> What to produce: From the entries below, copy every line that holds the word "SDTVAR".
#####
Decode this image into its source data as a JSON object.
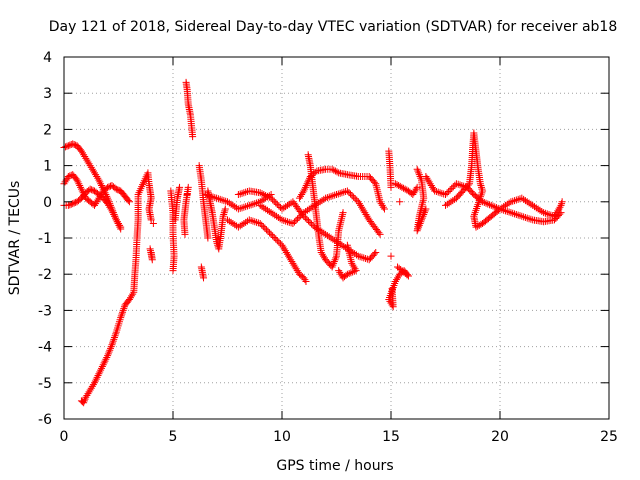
{
  "chart_data": {
    "type": "scatter",
    "title": "Day 121 of 2018, Sidereal Day-to-day VTEC variation (SDTVAR) for receiver ab18",
    "xlabel": "GPS time / hours",
    "ylabel": "SDTVAR / TECUs",
    "xlim": [
      0,
      25
    ],
    "ylim": [
      -6,
      4
    ],
    "xticks": [
      0,
      5,
      10,
      15,
      20,
      25
    ],
    "yticks": [
      -6,
      -5,
      -4,
      -3,
      -2,
      -1,
      0,
      1,
      2,
      3,
      4
    ],
    "grid": true,
    "marker": "+",
    "color": "#ff0000",
    "series": [
      {
        "name": "SDTVAR",
        "points": [
          [
            0.0,
            1.5
          ],
          [
            0.2,
            1.55
          ],
          [
            0.4,
            1.6
          ],
          [
            0.6,
            1.55
          ],
          [
            0.8,
            1.4
          ],
          [
            1.0,
            1.2
          ],
          [
            1.2,
            1.0
          ],
          [
            1.4,
            0.8
          ],
          [
            1.6,
            0.6
          ],
          [
            1.8,
            0.35
          ],
          [
            2.0,
            0.1
          ],
          [
            2.2,
            -0.2
          ],
          [
            2.4,
            -0.5
          ],
          [
            2.6,
            -0.75
          ],
          [
            0.0,
            0.5
          ],
          [
            0.1,
            0.6
          ],
          [
            0.2,
            0.7
          ],
          [
            0.4,
            0.75
          ],
          [
            0.6,
            0.6
          ],
          [
            0.8,
            0.35
          ],
          [
            1.0,
            0.1
          ],
          [
            1.2,
            0.0
          ],
          [
            1.4,
            -0.1
          ],
          [
            1.6,
            0.1
          ],
          [
            1.8,
            0.3
          ],
          [
            2.0,
            0.4
          ],
          [
            2.2,
            0.45
          ],
          [
            2.4,
            0.35
          ],
          [
            2.6,
            0.3
          ],
          [
            2.8,
            0.15
          ],
          [
            3.0,
            0.0
          ],
          [
            0.0,
            -0.1
          ],
          [
            0.2,
            -0.1
          ],
          [
            0.4,
            -0.05
          ],
          [
            0.6,
            0.0
          ],
          [
            0.8,
            0.1
          ],
          [
            1.0,
            0.25
          ],
          [
            1.2,
            0.35
          ],
          [
            1.4,
            0.3
          ],
          [
            1.6,
            0.2
          ],
          [
            1.8,
            0.1
          ],
          [
            2.0,
            -0.05
          ],
          [
            2.2,
            -0.25
          ],
          [
            2.4,
            -0.5
          ],
          [
            2.6,
            -0.7
          ],
          [
            0.8,
            -5.5
          ],
          [
            0.9,
            -5.55
          ],
          [
            1.0,
            -5.4
          ],
          [
            1.2,
            -5.2
          ],
          [
            1.4,
            -5.0
          ],
          [
            1.6,
            -4.75
          ],
          [
            1.8,
            -4.5
          ],
          [
            2.0,
            -4.25
          ],
          [
            2.2,
            -3.95
          ],
          [
            2.4,
            -3.6
          ],
          [
            2.6,
            -3.2
          ],
          [
            2.8,
            -2.85
          ],
          [
            3.0,
            -2.7
          ],
          [
            3.2,
            -2.5
          ],
          [
            3.25,
            -2.0
          ],
          [
            3.3,
            -1.6
          ],
          [
            3.35,
            -1.0
          ],
          [
            3.4,
            -0.5
          ],
          [
            3.4,
            -0.1
          ],
          [
            3.4,
            0.2
          ],
          [
            3.85,
            0.8
          ],
          [
            3.9,
            0.5
          ],
          [
            3.95,
            0.3
          ],
          [
            4.0,
            0.1
          ],
          [
            3.9,
            -0.2
          ],
          [
            4.0,
            -0.5
          ],
          [
            4.0,
            -1.4
          ],
          [
            4.05,
            -1.6
          ],
          [
            3.95,
            -1.3
          ],
          [
            4.1,
            -0.6
          ],
          [
            4.9,
            0.3
          ],
          [
            5.0,
            -0.3
          ],
          [
            5.0,
            -0.9
          ],
          [
            5.05,
            -1.5
          ],
          [
            5.0,
            -1.9
          ],
          [
            5.1,
            -0.5
          ],
          [
            5.2,
            0.1
          ],
          [
            5.3,
            0.4
          ],
          [
            5.6,
            3.3
          ],
          [
            5.65,
            3.1
          ],
          [
            5.7,
            2.7
          ],
          [
            5.8,
            2.4
          ],
          [
            5.85,
            2.1
          ],
          [
            5.9,
            1.8
          ],
          [
            5.7,
            0.4
          ],
          [
            5.6,
            0.0
          ],
          [
            5.5,
            -0.5
          ],
          [
            5.55,
            -0.9
          ],
          [
            5.65,
            0.2
          ],
          [
            6.2,
            1.0
          ],
          [
            6.3,
            0.6
          ],
          [
            6.4,
            0.0
          ],
          [
            6.5,
            -0.5
          ],
          [
            6.6,
            -1.0
          ],
          [
            6.3,
            -1.8
          ],
          [
            6.4,
            -2.1
          ],
          [
            6.6,
            0.3
          ],
          [
            6.7,
            0.0
          ],
          [
            6.8,
            -0.3
          ],
          [
            6.9,
            -0.7
          ],
          [
            7.0,
            -1.1
          ],
          [
            7.1,
            -1.3
          ],
          [
            7.2,
            -0.9
          ],
          [
            7.3,
            -0.4
          ],
          [
            7.4,
            -0.2
          ],
          [
            6.5,
            0.2
          ],
          [
            7.0,
            0.1
          ],
          [
            7.5,
            0.0
          ],
          [
            8.0,
            -0.2
          ],
          [
            8.5,
            -0.1
          ],
          [
            9.0,
            0.0
          ],
          [
            9.5,
            0.2
          ],
          [
            7.5,
            -0.5
          ],
          [
            8.0,
            -0.7
          ],
          [
            8.5,
            -0.5
          ],
          [
            9.0,
            -0.6
          ],
          [
            9.5,
            -0.9
          ],
          [
            10.0,
            -1.2
          ],
          [
            10.5,
            -1.7
          ],
          [
            10.8,
            -2.0
          ],
          [
            11.0,
            -2.1
          ],
          [
            11.1,
            -2.2
          ],
          [
            8.0,
            0.2
          ],
          [
            8.5,
            0.3
          ],
          [
            9.0,
            0.25
          ],
          [
            9.5,
            0.1
          ],
          [
            10.0,
            -0.2
          ],
          [
            10.5,
            0.0
          ],
          [
            11.0,
            -0.4
          ],
          [
            11.5,
            -0.7
          ],
          [
            12.0,
            -0.9
          ],
          [
            12.5,
            -1.1
          ],
          [
            13.0,
            -1.3
          ],
          [
            13.5,
            -1.5
          ],
          [
            14.0,
            -1.6
          ],
          [
            14.3,
            -1.4
          ],
          [
            9.0,
            -0.1
          ],
          [
            9.5,
            -0.3
          ],
          [
            10.0,
            -0.5
          ],
          [
            10.5,
            -0.6
          ],
          [
            11.0,
            -0.3
          ],
          [
            11.5,
            -0.1
          ],
          [
            12.0,
            0.1
          ],
          [
            12.5,
            0.2
          ],
          [
            13.0,
            0.3
          ],
          [
            13.5,
            0.0
          ],
          [
            14.0,
            -0.5
          ],
          [
            14.5,
            -0.9
          ],
          [
            10.8,
            0.1
          ],
          [
            11.0,
            0.3
          ],
          [
            11.3,
            0.7
          ],
          [
            11.6,
            0.85
          ],
          [
            12.0,
            0.9
          ],
          [
            12.3,
            0.9
          ],
          [
            12.6,
            0.8
          ],
          [
            13.0,
            0.75
          ],
          [
            13.5,
            0.7
          ],
          [
            14.0,
            0.7
          ],
          [
            14.3,
            0.5
          ],
          [
            14.5,
            0.0
          ],
          [
            14.7,
            -0.2
          ],
          [
            11.2,
            1.3
          ],
          [
            11.3,
            1.0
          ],
          [
            11.4,
            0.5
          ],
          [
            11.5,
            0.0
          ],
          [
            11.6,
            -0.5
          ],
          [
            11.7,
            -1.0
          ],
          [
            11.8,
            -1.4
          ],
          [
            12.0,
            -1.6
          ],
          [
            12.3,
            -1.8
          ],
          [
            12.5,
            -1.5
          ],
          [
            12.6,
            -0.8
          ],
          [
            12.8,
            -0.3
          ],
          [
            13.0,
            -1.2
          ],
          [
            13.2,
            -1.7
          ],
          [
            13.4,
            -1.9
          ],
          [
            13.0,
            -2.0
          ],
          [
            12.8,
            -2.1
          ],
          [
            12.6,
            -1.9
          ],
          [
            14.9,
            1.4
          ],
          [
            14.95,
            1.0
          ],
          [
            15.0,
            0.4
          ],
          [
            15.0,
            -1.5
          ],
          [
            15.05,
            -2.4
          ],
          [
            15.1,
            -2.9
          ],
          [
            14.9,
            -2.7
          ],
          [
            15.2,
            -2.2
          ],
          [
            15.4,
            -2.0
          ],
          [
            15.6,
            -1.9
          ],
          [
            15.8,
            -2.05
          ],
          [
            15.3,
            -1.8
          ],
          [
            15.2,
            0.5
          ],
          [
            15.5,
            0.4
          ],
          [
            15.8,
            0.3
          ],
          [
            16.0,
            0.2
          ],
          [
            16.2,
            0.4
          ],
          [
            15.4,
            0.0
          ],
          [
            16.2,
            0.9
          ],
          [
            16.4,
            0.6
          ],
          [
            16.5,
            0.1
          ],
          [
            16.3,
            -0.4
          ],
          [
            16.2,
            -0.8
          ],
          [
            16.4,
            -0.5
          ],
          [
            16.6,
            -0.2
          ],
          [
            16.6,
            0.7
          ],
          [
            17.0,
            0.3
          ],
          [
            17.5,
            0.2
          ],
          [
            18.0,
            0.5
          ],
          [
            18.5,
            0.4
          ],
          [
            18.8,
            0.2
          ],
          [
            19.2,
            0.0
          ],
          [
            19.6,
            -0.1
          ],
          [
            20.0,
            -0.2
          ],
          [
            20.5,
            -0.3
          ],
          [
            21.0,
            -0.4
          ],
          [
            21.5,
            -0.5
          ],
          [
            22.0,
            -0.55
          ],
          [
            22.5,
            -0.5
          ],
          [
            22.8,
            -0.3
          ],
          [
            17.5,
            -0.1
          ],
          [
            18.0,
            0.1
          ],
          [
            18.3,
            0.3
          ],
          [
            18.6,
            0.5
          ],
          [
            18.7,
            1.0
          ],
          [
            18.75,
            1.5
          ],
          [
            18.8,
            1.9
          ],
          [
            18.9,
            1.4
          ],
          [
            19.0,
            0.9
          ],
          [
            19.1,
            0.5
          ],
          [
            19.2,
            0.3
          ],
          [
            18.8,
            -0.4
          ],
          [
            18.9,
            -0.7
          ],
          [
            19.2,
            -0.6
          ],
          [
            19.6,
            -0.4
          ],
          [
            20.0,
            -0.2
          ],
          [
            20.5,
            0.0
          ],
          [
            21.0,
            0.1
          ],
          [
            21.5,
            -0.1
          ],
          [
            22.0,
            -0.3
          ],
          [
            22.5,
            -0.4
          ],
          [
            22.8,
            -0.1
          ],
          [
            22.85,
            0.0
          ]
        ]
      }
    ]
  }
}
#####
> Full output:
    "title": "Day 121 of 2018, Sidereal Day-to-day VTEC variation (SDTVAR) for receiver ab18",
    "ylabel": "SDTVAR / TECUs",
        "name": "SDTVAR",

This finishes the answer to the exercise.